--- Prompt ---
Using the material below, copy every line where "争先进位" appears.
====== Exercise inputs ======
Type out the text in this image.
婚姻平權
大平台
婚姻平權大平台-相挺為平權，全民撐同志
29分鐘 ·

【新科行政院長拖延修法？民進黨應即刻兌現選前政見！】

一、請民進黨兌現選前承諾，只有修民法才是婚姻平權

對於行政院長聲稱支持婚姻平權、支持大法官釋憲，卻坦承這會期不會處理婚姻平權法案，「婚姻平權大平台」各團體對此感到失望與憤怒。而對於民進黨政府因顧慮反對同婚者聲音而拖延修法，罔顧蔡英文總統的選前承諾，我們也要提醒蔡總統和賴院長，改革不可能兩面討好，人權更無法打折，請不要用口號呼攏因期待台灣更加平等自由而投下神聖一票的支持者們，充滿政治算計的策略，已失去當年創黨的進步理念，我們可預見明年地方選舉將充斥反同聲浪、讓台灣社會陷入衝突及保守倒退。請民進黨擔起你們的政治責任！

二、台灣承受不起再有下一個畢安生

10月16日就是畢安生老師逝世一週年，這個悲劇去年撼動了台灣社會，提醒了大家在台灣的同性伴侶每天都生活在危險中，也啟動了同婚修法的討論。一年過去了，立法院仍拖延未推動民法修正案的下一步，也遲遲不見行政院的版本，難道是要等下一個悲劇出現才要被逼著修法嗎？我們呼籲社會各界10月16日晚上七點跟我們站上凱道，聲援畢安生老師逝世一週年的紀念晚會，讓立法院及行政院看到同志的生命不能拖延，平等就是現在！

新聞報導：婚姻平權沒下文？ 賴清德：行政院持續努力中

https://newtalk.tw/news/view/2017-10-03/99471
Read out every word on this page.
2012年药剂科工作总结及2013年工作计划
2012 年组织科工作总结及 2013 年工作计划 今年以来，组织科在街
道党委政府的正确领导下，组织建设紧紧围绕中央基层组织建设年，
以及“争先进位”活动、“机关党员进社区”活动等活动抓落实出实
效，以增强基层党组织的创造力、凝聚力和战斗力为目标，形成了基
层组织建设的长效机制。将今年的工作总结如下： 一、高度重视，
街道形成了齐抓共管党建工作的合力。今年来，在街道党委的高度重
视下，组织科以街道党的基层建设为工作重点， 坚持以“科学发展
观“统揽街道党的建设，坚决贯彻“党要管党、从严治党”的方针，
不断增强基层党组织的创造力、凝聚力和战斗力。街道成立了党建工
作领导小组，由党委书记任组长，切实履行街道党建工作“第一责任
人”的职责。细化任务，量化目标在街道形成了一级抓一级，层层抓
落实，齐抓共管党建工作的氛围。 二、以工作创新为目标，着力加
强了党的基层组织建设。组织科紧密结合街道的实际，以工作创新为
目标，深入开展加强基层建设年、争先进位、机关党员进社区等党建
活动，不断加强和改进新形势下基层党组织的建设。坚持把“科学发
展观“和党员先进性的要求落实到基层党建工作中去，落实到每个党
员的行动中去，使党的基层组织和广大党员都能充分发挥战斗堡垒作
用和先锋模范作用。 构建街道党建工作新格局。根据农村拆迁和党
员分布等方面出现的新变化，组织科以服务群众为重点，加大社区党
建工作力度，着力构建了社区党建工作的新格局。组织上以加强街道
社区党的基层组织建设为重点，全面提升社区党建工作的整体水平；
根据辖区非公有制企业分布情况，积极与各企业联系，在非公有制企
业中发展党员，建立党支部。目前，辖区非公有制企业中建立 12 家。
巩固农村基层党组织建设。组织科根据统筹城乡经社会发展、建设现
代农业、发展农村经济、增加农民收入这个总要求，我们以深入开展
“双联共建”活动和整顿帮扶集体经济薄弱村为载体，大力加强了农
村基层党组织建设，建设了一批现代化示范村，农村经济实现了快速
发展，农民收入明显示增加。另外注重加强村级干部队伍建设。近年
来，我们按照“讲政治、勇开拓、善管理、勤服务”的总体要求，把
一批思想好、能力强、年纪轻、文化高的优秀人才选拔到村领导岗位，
======
--- Answer for the task ---
以及“争先进位”活动、“机关党员进社区”活动等活动抓落实出实
目标，深入开展加强基层建设年、争先进位、机关党员进社区等党建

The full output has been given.